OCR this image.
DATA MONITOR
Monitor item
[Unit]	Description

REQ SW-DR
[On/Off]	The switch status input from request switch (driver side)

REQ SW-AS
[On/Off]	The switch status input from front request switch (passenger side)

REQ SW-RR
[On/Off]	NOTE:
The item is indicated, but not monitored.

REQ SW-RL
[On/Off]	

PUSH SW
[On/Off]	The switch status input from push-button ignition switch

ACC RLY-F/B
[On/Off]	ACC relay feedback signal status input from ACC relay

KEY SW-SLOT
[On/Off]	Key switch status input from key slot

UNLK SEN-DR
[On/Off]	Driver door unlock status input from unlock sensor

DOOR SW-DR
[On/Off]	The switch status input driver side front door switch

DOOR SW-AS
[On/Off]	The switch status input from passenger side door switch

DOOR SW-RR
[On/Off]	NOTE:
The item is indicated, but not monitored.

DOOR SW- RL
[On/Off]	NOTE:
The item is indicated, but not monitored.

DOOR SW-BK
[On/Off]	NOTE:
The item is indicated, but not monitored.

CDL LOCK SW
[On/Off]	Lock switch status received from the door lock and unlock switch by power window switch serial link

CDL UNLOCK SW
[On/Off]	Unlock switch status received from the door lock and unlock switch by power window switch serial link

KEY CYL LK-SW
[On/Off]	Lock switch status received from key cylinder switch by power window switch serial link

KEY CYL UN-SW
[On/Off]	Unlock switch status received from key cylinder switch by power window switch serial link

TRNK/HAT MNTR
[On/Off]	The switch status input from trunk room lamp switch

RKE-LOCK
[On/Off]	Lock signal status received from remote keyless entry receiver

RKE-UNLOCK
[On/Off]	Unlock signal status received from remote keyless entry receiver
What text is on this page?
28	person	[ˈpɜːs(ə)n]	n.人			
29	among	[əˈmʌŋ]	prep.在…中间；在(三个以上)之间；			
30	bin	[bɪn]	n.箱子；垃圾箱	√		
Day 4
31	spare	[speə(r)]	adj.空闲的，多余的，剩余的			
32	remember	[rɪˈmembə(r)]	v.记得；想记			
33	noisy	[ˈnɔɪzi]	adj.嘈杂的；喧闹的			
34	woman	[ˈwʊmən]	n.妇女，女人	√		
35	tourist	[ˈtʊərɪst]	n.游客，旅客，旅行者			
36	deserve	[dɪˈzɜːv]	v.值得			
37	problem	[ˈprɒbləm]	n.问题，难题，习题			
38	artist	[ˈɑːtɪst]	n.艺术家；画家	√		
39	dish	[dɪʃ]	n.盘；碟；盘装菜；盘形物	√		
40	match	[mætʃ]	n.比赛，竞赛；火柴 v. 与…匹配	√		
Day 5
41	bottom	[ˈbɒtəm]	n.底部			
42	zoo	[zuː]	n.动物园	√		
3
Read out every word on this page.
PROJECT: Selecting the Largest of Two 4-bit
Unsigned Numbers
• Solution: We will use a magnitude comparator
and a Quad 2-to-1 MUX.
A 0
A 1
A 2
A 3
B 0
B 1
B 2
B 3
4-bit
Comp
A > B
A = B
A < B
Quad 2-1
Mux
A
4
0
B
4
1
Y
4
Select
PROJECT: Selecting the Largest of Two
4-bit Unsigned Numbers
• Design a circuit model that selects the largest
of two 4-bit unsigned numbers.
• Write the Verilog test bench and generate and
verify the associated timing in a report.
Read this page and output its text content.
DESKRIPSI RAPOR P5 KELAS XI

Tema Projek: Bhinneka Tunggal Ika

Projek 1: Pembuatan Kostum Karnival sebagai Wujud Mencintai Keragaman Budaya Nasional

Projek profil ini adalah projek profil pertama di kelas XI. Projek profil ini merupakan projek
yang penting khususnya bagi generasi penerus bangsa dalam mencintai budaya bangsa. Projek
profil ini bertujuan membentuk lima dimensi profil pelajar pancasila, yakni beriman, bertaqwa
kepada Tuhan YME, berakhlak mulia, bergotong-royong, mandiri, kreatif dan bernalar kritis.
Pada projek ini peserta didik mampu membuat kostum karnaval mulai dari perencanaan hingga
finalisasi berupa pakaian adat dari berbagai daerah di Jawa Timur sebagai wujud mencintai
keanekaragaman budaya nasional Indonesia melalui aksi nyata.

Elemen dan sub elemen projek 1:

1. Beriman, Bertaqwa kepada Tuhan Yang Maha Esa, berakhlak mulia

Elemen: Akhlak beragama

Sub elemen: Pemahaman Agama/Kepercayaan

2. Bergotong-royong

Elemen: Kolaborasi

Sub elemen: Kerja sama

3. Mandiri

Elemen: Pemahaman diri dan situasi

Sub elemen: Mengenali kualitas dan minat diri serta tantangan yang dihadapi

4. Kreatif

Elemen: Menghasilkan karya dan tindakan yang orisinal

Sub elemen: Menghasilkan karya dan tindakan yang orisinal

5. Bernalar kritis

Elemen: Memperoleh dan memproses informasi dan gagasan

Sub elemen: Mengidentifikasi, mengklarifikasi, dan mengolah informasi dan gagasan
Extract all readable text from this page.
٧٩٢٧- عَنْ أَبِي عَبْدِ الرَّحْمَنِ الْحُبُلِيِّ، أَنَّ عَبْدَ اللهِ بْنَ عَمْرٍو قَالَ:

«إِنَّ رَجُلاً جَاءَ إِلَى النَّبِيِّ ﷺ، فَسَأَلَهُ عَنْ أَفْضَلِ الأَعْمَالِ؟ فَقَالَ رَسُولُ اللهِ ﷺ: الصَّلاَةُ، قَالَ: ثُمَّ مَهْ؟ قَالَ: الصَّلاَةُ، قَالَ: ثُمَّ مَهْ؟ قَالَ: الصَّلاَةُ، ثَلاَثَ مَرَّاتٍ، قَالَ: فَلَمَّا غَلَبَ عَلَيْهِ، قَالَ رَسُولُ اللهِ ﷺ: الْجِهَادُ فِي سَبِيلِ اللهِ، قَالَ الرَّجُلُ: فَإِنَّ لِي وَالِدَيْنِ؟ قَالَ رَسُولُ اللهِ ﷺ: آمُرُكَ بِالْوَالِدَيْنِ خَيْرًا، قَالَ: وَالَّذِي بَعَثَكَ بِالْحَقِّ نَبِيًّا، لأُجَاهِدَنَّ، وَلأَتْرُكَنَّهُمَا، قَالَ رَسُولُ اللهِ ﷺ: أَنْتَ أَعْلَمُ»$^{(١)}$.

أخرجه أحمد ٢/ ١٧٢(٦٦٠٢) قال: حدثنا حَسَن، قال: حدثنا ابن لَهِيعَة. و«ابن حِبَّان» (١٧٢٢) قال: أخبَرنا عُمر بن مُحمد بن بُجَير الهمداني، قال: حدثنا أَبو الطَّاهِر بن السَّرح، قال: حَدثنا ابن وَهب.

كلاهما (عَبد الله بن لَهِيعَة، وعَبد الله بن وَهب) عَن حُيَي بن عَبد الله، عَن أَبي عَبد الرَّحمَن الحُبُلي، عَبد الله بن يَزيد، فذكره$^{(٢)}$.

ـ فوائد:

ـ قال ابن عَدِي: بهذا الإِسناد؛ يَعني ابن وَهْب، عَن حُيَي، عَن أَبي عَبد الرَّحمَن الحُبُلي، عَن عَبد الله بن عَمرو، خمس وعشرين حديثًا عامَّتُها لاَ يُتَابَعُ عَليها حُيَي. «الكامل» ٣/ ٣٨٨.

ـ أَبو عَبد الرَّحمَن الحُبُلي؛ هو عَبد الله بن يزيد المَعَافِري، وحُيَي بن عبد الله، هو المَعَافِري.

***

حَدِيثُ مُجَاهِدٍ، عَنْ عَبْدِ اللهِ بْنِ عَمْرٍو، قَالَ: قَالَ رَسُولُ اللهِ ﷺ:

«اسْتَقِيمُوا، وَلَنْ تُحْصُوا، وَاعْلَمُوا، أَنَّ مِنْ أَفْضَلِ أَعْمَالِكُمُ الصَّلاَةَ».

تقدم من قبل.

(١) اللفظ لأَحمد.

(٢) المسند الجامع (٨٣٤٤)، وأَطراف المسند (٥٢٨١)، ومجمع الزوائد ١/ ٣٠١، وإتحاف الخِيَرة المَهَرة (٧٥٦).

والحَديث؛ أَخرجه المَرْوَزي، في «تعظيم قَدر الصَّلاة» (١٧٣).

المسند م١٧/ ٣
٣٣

**The exercise:** Read through the entries and copy each line in which "dari" appears.

**Complete answer:**
Pada projek ini peserta didik mampu membuat kostum karnaval mulai dari perencanaan hingga
finalisasi berupa pakaian adat dari berbagai daerah di Jawa Timur sebagai wujud mencintai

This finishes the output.